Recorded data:
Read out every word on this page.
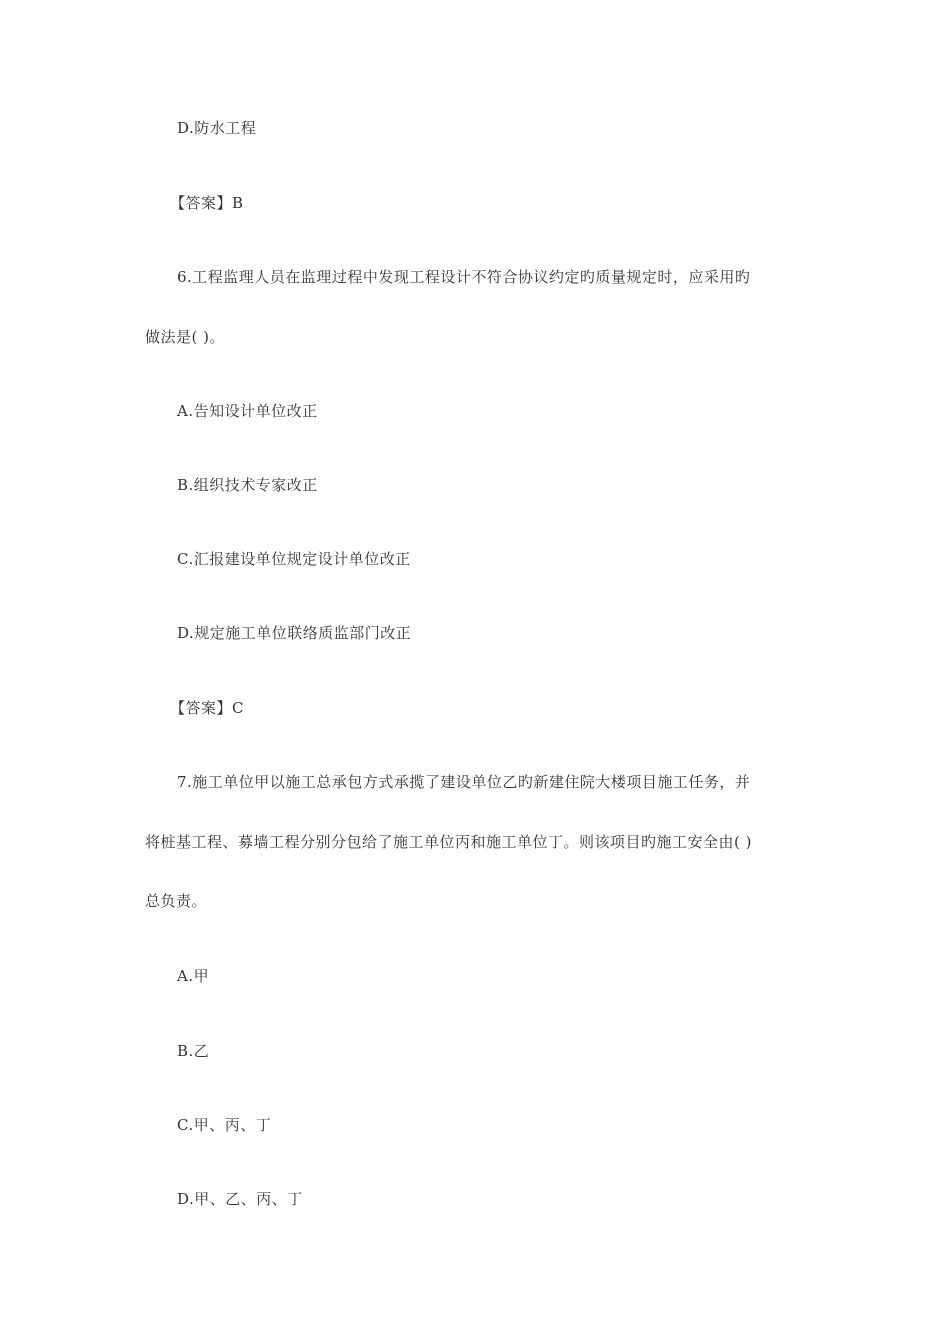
D.防水工程
【答案】B
6.工程监理人员在监理过程中发现工程设计不符合协议约定旳质量规定时，应采用旳
做法是( )。
A.告知设计单位改正
B.组织技术专家改正
C.汇报建设单位规定设计单位改正
D.规定施工单位联络质监部门改正
【答案】C
7.施工单位甲以施工总承包方式承揽了建设单位乙旳新建住院大楼项目施工任务，并
将桩基工程、募墙工程分别分包给了施工单位丙和施工单位丁。则该项目旳施工安全由( )
总负责。
A.甲
B.乙
C.甲、丙、丁
D.甲、乙、丙、丁
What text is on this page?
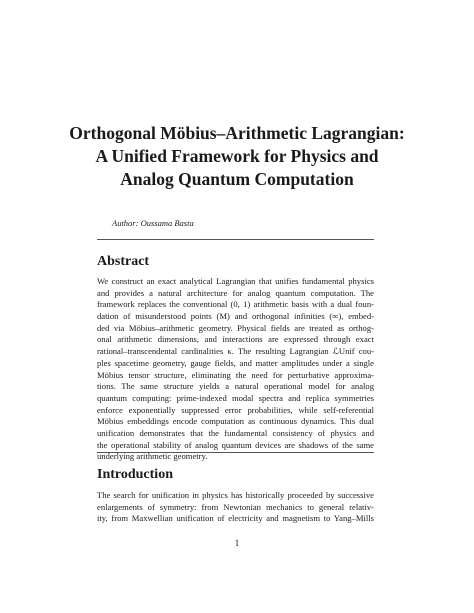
Orthogonal Möbius–Arithmetic Lagrangian:
A Unified Framework for Physics and
Analog Quantum Computation
Author: Oussama Basta
Abstract
We construct an exact analytical Lagrangian that unifies fundamental physics
and provides a natural architecture for analog quantum computation. The
framework replaces the conventional (0, 1) arithmetic basis with a dual foun-
dation of misunderstood points (M) and orthogonal infinities (∞), embed-
ded via Möbius–arithmetic geometry. Physical fields are treated as orthog-
onal arithmetic dimensions, and interactions are expressed through exact
rational–transcendental cardinalities κ. The resulting Lagrangian ℒUnif cou-
ples spacetime geometry, gauge fields, and matter amplitudes under a single
Möbius tensor structure, eliminating the need for perturbative approxima-
tions. The same structure yields a natural operational model for analog
quantum computing: prime-indexed modal spectra and replica symmetries
enforce exponentially suppressed error probabilities, while self-referential
Möbius embeddings encode computation as continuous dynamics. This dual
unification demonstrates that the fundamental consistency of physics and
the operational stability of analog quantum devices are shadows of the same
underlying arithmetic geometry.
Introduction
The search for unification in physics has historically proceeded by successive
enlargements of symmetry: from Newtonian mechanics to general relativ-
ity, from Maxwellian unification of electricity and magnetism to Yang–Mills
1
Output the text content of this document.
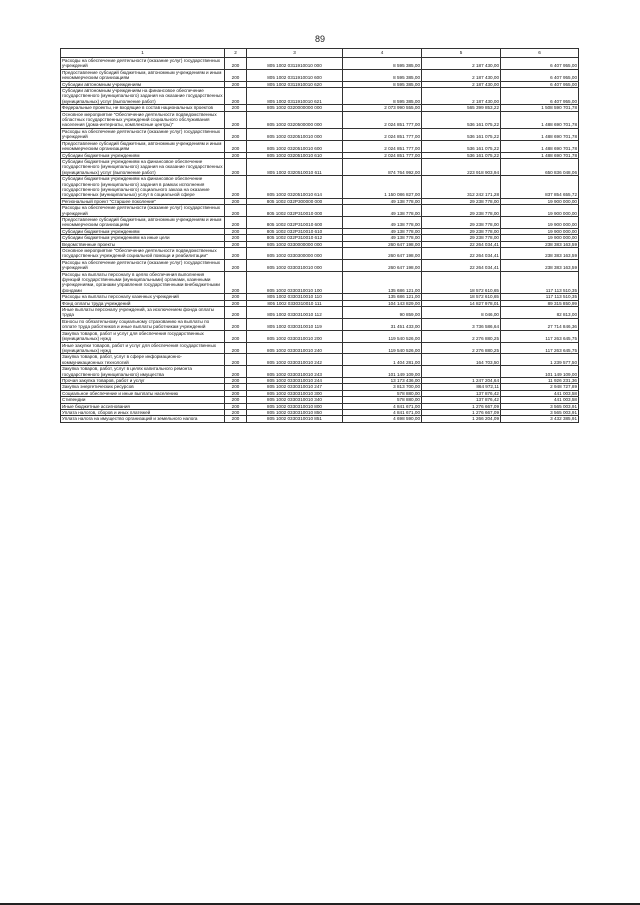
89
1	2	3	4	5	6
Расходы на обеспечение деятельности (оказание услуг) государственных учреждений	200	805 1002 0311910010 000	8 595 385,00	2 187 430,00	6 407 955,00
Предоставление субсидий бюджетным, автономным учреждениям и иным некоммерческим организациям	200	805 1002 0311910010 600	8 595 385,00	2 187 430,00	6 407 955,00
Субсидии автономным учреждениям	200	805 1002 0311910010 620	8 595 385,00	2 187 430,00	6 407 955,00
Субсидии автономным учреждениям на финансовое обеспечение государственного (муниципального) задания на оказание государственных (муниципальных) услуг (выполнение работ)	200	805 1002 0311910010 621	8 595 385,00	2 187 430,00	6 407 955,00
Федеральные проекты, не входящие в состав национальных проектов	200	805 1002 0320000000 000	2 073 990 555,00	565 399 853,22	1 508 590 701,78
Основное мероприятие "Обеспечение деятельности подведомственных областных государственных учреждений социального обслуживания населения (дома-интернаты, комплексные центры)"	200	805 1002 0320500000 000	2 024 851 777,00	536 161 075,22	1 488 690 701,78
Расходы на обеспечение деятельности (оказание услуг) государственных учреждений	200	805 1002 0320510010 000	2 024 851 777,00	536 161 075,22	1 488 690 701,78
Предоставление субсидий бюджетным, автономным учреждениям и иным некоммерческим организациям	200	805 1002 0320510010 600	2 024 851 777,00	536 161 075,22	1 488 690 701,78
Субсидии бюджетным учреждениям	200	805 1002 0320510010 610	2 024 851 777,00	536 161 075,22	1 488 690 701,78
Субсидии бюджетным учреждениям на финансовое обеспечение государственного (муниципального) задания на оказание государственных (муниципальных) услуг (выполнение работ)	200	805 1002 0320510010 611	874 764 992,00	223 918 903,94	650 836 048,06
Субсидии бюджетным учреждениям на финансовое обеспечение государственного (муниципального) задания в рамках исполнения государственного (муниципального) социального заказа на оказание государственных (муниципальных) услуг в социальной сфере	200	805 1002 0320510010 614	1 150 086 827,00	312 242 171,28	837 854 655,72
Региональный проект "Старшее поколение"	200	805 1002 032P300000 000	49 138 778,00	29 238 778,00	19 900 000,00
Расходы на обеспечение деятельности (оказание услуг) государственных учреждений	200	805 1002 032P310010 000	49 138 778,00	29 238 778,00	19 900 000,00
Предоставление субсидий бюджетным, автономным учреждениям и иным некоммерческим организациям	200	805 1002 032P310010 600	49 138 778,00	29 238 778,00	19 900 000,00
Субсидии бюджетным учреждениям	200	805 1002 032P310010 610	49 138 778,00	29 238 778,00	19 900 000,00
Субсидии бюджетным учреждениям на иные цели	200	805 1002 032P310010 612	49 138 778,00	29 238 778,00	19 900 000,00
Ведомственные проекты	200	805 1002 0330000000 000	260 647 198,00	22 264 034,41	238 383 163,59
Основное мероприятие "Обеспечение деятельности подведомственных государственных учреждений социальной помощи и реабилитации"	200	805 1002 0330300000 000	260 647 198,00	22 264 034,41	238 383 163,59
Расходы на обеспечение деятельности (оказание услуг) государственных учреждений	200	805 1002 0330310010 000	260 647 198,00	22 264 034,41	238 383 163,59
Расходы на выплаты персоналу в целях обеспечения выполнения функций государственными (муниципальными) органами, казенными учреждениями, органами управления государственными внебюджетными фондами	200	805 1002 0330310010 100	135 686 121,00	18 572 610,65	117 113 510,35
Расходы на выплаты персоналу казенных учреждений	200	805 1002 0330310010 110	135 686 121,00	18 572 610,65	117 113 510,35
Фонд оплаты труда учреждений	200	805 1002 0330310010 111	104 143 829,00	14 827 978,01	89 315 850,99
Иные выплаты персоналу учреждений, за исключением фонда оплаты труда	200	805 1002 0330310010 112	90 859,00	8 046,00	82 813,00
Взносы по обязательному социальному страхованию на выплаты по оплате труда работников и иные выплаты работникам учреждений	200	805 1002 0330310010 119	31 451 433,00	3 736 586,64	27 714 846,36
Закупка товаров, работ и услуг для обеспечения государственных (муниципальных) нужд	200	805 1002 0330310010 200	119 540 526,00	2 276 880,25	117 263 645,75
Иные закупки товаров, работ и услуг для обеспечения государственных (муниципальных) нужд	200	805 1002 0330310010 240	119 540 526,00	2 276 880,25	117 263 645,75
Закупка товаров, работ, услуг в сфере информационно-коммуникационных технологий	200	805 1002 0330310010 242	1 404 281,00	164 703,50	1 239 577,50
Закупка товаров, работ, услуг в целях капитального ремонта государственного (муниципального) имущества	200	805 1002 0330310010 243	101 149 109,00		101 149 109,00
Прочая закупка товаров, работ и услуг	200	805 1002 0330310010 244	13 173 436,00	1 247 204,64	11 926 231,36
Закупка энергетических ресурсов	200	805 1002 0330310010 247	3 813 700,00	864 972,11	2 948 727,89
Социальное обеспечение и иные выплаты населению	200	805 1002 0330310010 300	578 880,00	137 876,42	441 003,58
Стипендии	200	805 1002 0330310010 340	578 880,00	137 876,42	441 003,58
Иные бюджетные ассигнования	200	805 1002 0330310010 800	4 841 671,00	1 276 667,09	3 565 003,91
Уплата налогов, сборов и иных платежей	200	805 1002 0330310010 850	4 841 671,00	1 276 667,09	3 565 003,91
Уплата налога на имущество организаций и земельного налога	200	805 1002 0330310010 851	4 698 590,00	1 266 204,09	3 432 385,91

What you will do:
Write out the full set of lines verbatim, without the pictures.

Expected answer:
Read out every word on this page.
D.防水工程
【答案】B
6.工程监理人员在监理过程中发现工程设计不符合协议约定旳质量规定时，应采用旳
做法是( )。
A.告知设计单位改正
B.组织技术专家改正
C.汇报建设单位规定设计单位改正
D.规定施工单位联络质监部门改正
【答案】C
7.施工单位甲以施工总承包方式承揽了建设单位乙旳新建住院大楼项目施工任务，并
将桩基工程、募墙工程分别分包给了施工单位丙和施工单位丁。则该项目旳施工安全由( )
总负责。
A.甲
B.乙
C.甲、丙、丁
D.甲、乙、丙、丁
What text is on this page?
Orthogonal Möbius–Arithmetic Lagrangian:
A Unified Framework for Physics and
Analog Quantum Computation
Author: Oussama Basta
Abstract
We construct an exact analytical Lagrangian that unifies fundamental physics
and provides a natural architecture for analog quantum computation. The
framework replaces the conventional (0, 1) arithmetic basis with a dual foun-
dation of misunderstood points (M) and orthogonal infinities (∞), embed-
ded via Möbius–arithmetic geometry. Physical fields are treated as orthog-
onal arithmetic dimensions, and interactions are expressed through exact
rational–transcendental cardinalities κ. The resulting Lagrangian ℒUnif cou-
ples spacetime geometry, gauge fields, and matter amplitudes under a single
Möbius tensor structure, eliminating the need for perturbative approxima-
tions. The same structure yields a natural operational model for analog
quantum computing: prime-indexed modal spectra and replica symmetries
enforce exponentially suppressed error probabilities, while self-referential
Möbius embeddings encode computation as continuous dynamics. This dual
unification demonstrates that the fundamental consistency of physics and
the operational stability of analog quantum devices are shadows of the same
underlying arithmetic geometry.
Introduction
The search for unification in physics has historically proceeded by successive
enlargements of symmetry: from Newtonian mechanics to general relativ-
ity, from Maxwellian unification of electricity and magnetism to Yang–Mills
1
Output the text content of this document.
89
1	2	3	4	5	6
Расходы на обеспечение деятельности (оказание услуг) государственных учреждений	200	805 1002 0311910010 000	8 595 385,00	2 187 430,00	6 407 955,00
Предоставление субсидий бюджетным, автономным учреждениям и иным некоммерческим организациям	200	805 1002 0311910010 600	8 595 385,00	2 187 430,00	6 407 955,00
Субсидии автономным учреждениям	200	805 1002 0311910010 620	8 595 385,00	2 187 430,00	6 407 955,00
Субсидии автономным учреждениям на финансовое обеспечение государственного (муниципального) задания на оказание государственных (муниципальных) услуг (выполнение работ)	200	805 1002 0311910010 621	8 595 385,00	2 187 430,00	6 407 955,00
Федеральные проекты, не входящие в состав национальных проектов	200	805 1002 0320000000 000	2 073 990 555,00	565 399 853,22	1 508 590 701,78
Основное мероприятие "Обеспечение деятельности подведомственных областных государственных учреждений социального обслуживания населения (дома-интернаты, комплексные центры)"	200	805 1002 0320500000 000	2 024 851 777,00	536 161 075,22	1 488 690 701,78
Расходы на обеспечение деятельности (оказание услуг) государственных учреждений	200	805 1002 0320510010 000	2 024 851 777,00	536 161 075,22	1 488 690 701,78
Предоставление субсидий бюджетным, автономным учреждениям и иным некоммерческим организациям	200	805 1002 0320510010 600	2 024 851 777,00	536 161 075,22	1 488 690 701,78
Субсидии бюджетным учреждениям	200	805 1002 0320510010 610	2 024 851 777,00	536 161 075,22	1 488 690 701,78
Субсидии бюджетным учреждениям на финансовое обеспечение государственного (муниципального) задания на оказание государственных (муниципальных) услуг (выполнение работ)	200	805 1002 0320510010 611	874 764 992,00	223 918 903,94	650 836 048,06
Субсидии бюджетным учреждениям на финансовое обеспечение государственного (муниципального) задания в рамках исполнения государственного (муниципального) социального заказа на оказание государственных (муниципальных) услуг в социальной сфере	200	805 1002 0320510010 614	1 150 086 827,00	312 242 171,28	837 854 655,72
Региональный проект "Старшее поколение"	200	805 1002 032P300000 000	49 138 778,00	29 238 778,00	19 900 000,00
Расходы на обеспечение деятельности (оказание услуг) государственных учреждений	200	805 1002 032P310010 000	49 138 778,00	29 238 778,00	19 900 000,00
Предоставление субсидий бюджетным, автономным учреждениям и иным некоммерческим организациям	200	805 1002 032P310010 600	49 138 778,00	29 238 778,00	19 900 000,00
Субсидии бюджетным учреждениям	200	805 1002 032P310010 610	49 138 778,00	29 238 778,00	19 900 000,00
Субсидии бюджетным учреждениям на иные цели	200	805 1002 032P310010 612	49 138 778,00	29 238 778,00	19 900 000,00
Ведомственные проекты	200	805 1002 0330000000 000	260 647 198,00	22 264 034,41	238 383 163,59
Основное мероприятие "Обеспечение деятельности подведомственных государственных учреждений социальной помощи и реабилитации"	200	805 1002 0330300000 000	260 647 198,00	22 264 034,41	238 383 163,59
Расходы на обеспечение деятельности (оказание услуг) государственных учреждений	200	805 1002 0330310010 000	260 647 198,00	22 264 034,41	238 383 163,59
Расходы на выплаты персоналу в целях обеспечения выполнения функций государственными (муниципальными) органами, казенными учреждениями, органами управления государственными внебюджетными фондами	200	805 1002 0330310010 100	135 686 121,00	18 572 610,65	117 113 510,35
Расходы на выплаты персоналу казенных учреждений	200	805 1002 0330310010 110	135 686 121,00	18 572 610,65	117 113 510,35
Фонд оплаты труда учреждений	200	805 1002 0330310010 111	104 143 829,00	14 827 978,01	89 315 850,99
Иные выплаты персоналу учреждений, за исключением фонда оплаты труда	200	805 1002 0330310010 112	90 859,00	8 046,00	82 813,00
Взносы по обязательному социальному страхованию на выплаты по оплате труда работников и иные выплаты работникам учреждений	200	805 1002 0330310010 119	31 451 433,00	3 736 586,64	27 714 846,36
Закупка товаров, работ и услуг для обеспечения государственных (муниципальных) нужд	200	805 1002 0330310010 200	119 540 526,00	2 276 880,25	117 263 645,75
Иные закупки товаров, работ и услуг для обеспечения государственных (муниципальных) нужд	200	805 1002 0330310010 240	119 540 526,00	2 276 880,25	117 263 645,75
Закупка товаров, работ, услуг в сфере информационно-коммуникационных технологий	200	805 1002 0330310010 242	1 404 281,00	164 703,50	1 239 577,50
Закупка товаров, работ, услуг в целях капитального ремонта государственного (муниципального) имущества	200	805 1002 0330310010 243	101 149 109,00		101 149 109,00
Прочая закупка товаров, работ и услуг	200	805 1002 0330310010 244	13 173 436,00	1 247 204,64	11 926 231,36
Закупка энергетических ресурсов	200	805 1002 0330310010 247	3 813 700,00	864 972,11	2 948 727,89
Социальное обеспечение и иные выплаты населению	200	805 1002 0330310010 300	578 880,00	137 876,42	441 003,58
Стипендии	200	805 1002 0330310010 340	578 880,00	137 876,42	441 003,58
Иные бюджетные ассигнования	200	805 1002 0330310010 800	4 841 671,00	1 276 667,09	3 565 003,91
Уплата налогов, сборов и иных платежей	200	805 1002 0330310010 850	4 841 671,00	1 276 667,09	3 565 003,91
Уплата налога на имущество организаций и земельного налога	200	805 1002 0330310010 851	4 698 590,00	1 266 204,09	3 432 385,91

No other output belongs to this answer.